▶ [Description of the task]:
Please reproduce every record, keeping each one exactly as written.

===

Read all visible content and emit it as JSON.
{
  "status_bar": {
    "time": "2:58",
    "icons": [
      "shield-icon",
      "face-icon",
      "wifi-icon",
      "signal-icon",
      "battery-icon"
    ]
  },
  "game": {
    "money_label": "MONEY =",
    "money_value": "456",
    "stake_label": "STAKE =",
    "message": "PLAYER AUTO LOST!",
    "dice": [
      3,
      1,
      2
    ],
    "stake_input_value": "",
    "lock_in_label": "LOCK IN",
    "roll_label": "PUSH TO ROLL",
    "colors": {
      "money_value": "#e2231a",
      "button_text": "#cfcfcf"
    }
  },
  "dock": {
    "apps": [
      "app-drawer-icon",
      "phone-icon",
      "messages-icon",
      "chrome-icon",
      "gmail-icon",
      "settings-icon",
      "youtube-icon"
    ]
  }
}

===

▶ [Solution for this task]:
Read all visible content and emit it as JSON.
{
  "status_bar": {
    "time": "2:58",
    "icons": [
      "shield-icon",
      "face-icon",
      "wifi-icon",
      "signal-icon",
      "battery-icon"
    ]
  },
  "game": {
    "money_label": "MONEY =",
    "money_value": "456",
    "stake_label": "STAKE =",
    "message": "PLAYER AUTO LOST!",
    "dice": [
      3,
      1,
      2
    ],
    "stake_input_value": "",
    "lock_in_label": "LOCK IN",
    "roll_label": "PUSH TO ROLL",
    "colors": {
      "money_value": "#e2231a",
      "button_text": "#cfcfcf"
    }
  },
  "dock": {
    "apps": [
      "app-drawer-icon",
      "phone-icon",
      "messages-icon",
      "chrome-icon",
      "gmail-icon",
      "settings-icon",
      "youtube-icon"
    ]
  }
}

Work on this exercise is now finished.